TEKS BACAAN ▸
<<<<

Dikesempatan tersebut Nurlina memohon maaf kepada seluruh orang tua santri, bilah mana terdapat tata didik yang kurang pas terhadap anak – anak, ” terkadang ada kata marah yang keluar dari kami para guru, namun marah tersebut bukan karena benci, namun marah karena sayang yang menginginkan anak ibu menjadi anak anak yang tumbuh terdididik.ujarnya.
Kepala RA Al Hidayah Bulu Cina juga mengucapkan terima kasih atas kehadiran Wakil Bupati Labuhanbatu yang dinilai menjadi motivasi tersendiri bagi para peserta didik, guru, dan orang tua.
Pelepasan santri yang dirangkai dengan pentas seni tersebut diiringi suasana haru saat para santriwan dan santriwati menampilkan berbagai pertunjukan, seperti pembacaan ayat suci Al-Qur’an, hafalan doa-doa, serta penampilan seni islami yang mendapat apresiasi dari para tamu undangan dan wali murid.
Acara pelepasan tersebut diakhiri dengan prosesi penyerahan tanda kelulusan kepada para santriwan dan santriwati, dilanjutkan dengan sesi foto bersama sebagai kenang-kenangan atas perjalanan pendidikan mereka di RA Al Hidayah Bulu Cina.

>>>>

MATERI YANG DISEDIAKAN ▸
<<<<

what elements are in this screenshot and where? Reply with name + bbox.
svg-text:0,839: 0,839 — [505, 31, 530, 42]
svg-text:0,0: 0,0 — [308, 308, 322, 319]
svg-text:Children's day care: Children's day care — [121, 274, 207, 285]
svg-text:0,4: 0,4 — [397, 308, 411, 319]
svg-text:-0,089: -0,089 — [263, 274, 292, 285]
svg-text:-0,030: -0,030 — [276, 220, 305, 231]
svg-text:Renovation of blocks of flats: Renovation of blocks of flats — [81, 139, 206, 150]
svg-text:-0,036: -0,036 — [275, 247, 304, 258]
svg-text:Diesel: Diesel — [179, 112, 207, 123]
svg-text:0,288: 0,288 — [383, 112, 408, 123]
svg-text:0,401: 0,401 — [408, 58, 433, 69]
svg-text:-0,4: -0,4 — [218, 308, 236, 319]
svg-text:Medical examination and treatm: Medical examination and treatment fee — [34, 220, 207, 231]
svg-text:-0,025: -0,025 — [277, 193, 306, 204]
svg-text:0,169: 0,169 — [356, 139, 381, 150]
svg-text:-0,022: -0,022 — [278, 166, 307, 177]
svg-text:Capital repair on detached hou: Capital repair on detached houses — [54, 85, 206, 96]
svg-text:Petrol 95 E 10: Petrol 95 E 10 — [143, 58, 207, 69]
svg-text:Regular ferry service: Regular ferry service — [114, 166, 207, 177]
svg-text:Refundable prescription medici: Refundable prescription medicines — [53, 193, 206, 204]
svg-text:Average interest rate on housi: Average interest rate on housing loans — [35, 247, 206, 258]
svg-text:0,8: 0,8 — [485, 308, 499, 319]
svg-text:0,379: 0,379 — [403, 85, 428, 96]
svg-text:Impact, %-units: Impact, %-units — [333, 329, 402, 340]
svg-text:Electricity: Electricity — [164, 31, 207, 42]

>>>>

PETUNJUK PENGERJAAN ▸
A. Sunting bagian teks bacaan tentang pelepasan santri di RA Al Hidayah Bulu Cina: mulailah dari kata-kata "Kepala RA Al" dan berhenti setelah "Hidayah Bulu Cina.". Tuliskan kembali bagian itu dengan mengganti setiap "santriwati" menjadi "siswi".
B. Jawablah pertanyaan berikut berdasarkan teks bacaan tentang pelepasan santri di RA Al Hidayah Bulu Cina.
(i) Kepada siapa Nurlina memohon maaf?
(ii) Kehadiran siapa yang mendapat ucapan terima kasih dari Kepala RA Al Hidayah Bulu Cina?
(iii) Apa yang diserahkan kepada para santriwan dan santriwati pada akhir acara pelepasan?

KUNCI JAWABAN ▸
A.
Kepala RA Al Hidayah Bulu Cina juga mengucapkan terima kasih atas kehadiran Wakil Bupati Labuhanbatu yang dinilai menjadi motivasi tersendiri bagi para peserta didik, guru, dan orang tua.
Pelepasan santri yang dirangkai dengan pentas seni tersebut diiringi suasana haru saat para santriwan dan siswi menampilkan berbagai pertunjukan, seperti pembacaan ayat suci Al-Qur’an, hafalan doa-doa, serta penampilan seni islami yang mendapat apresiasi dari para tamu undangan dan wali murid.
Acara pelepasan tersebut diakhiri dengan prosesi penyerahan tanda kelulusan kepada para santriwan dan siswi, dilanjutkan dengan sesi foto bersama sebagai kenang-kenangan atas perjalanan pendidikan mereka di RA Al Hidayah Bulu Cina.

B.
(i) Nurlina memohon maaf kepada seluruh orang tua santri.
(ii) Ucapan terima kasih itu ditujukan atas kehadiran Wakil Bupati Labuhanbatu.
(iii) Yang diserahkan adalah tanda kelulusan.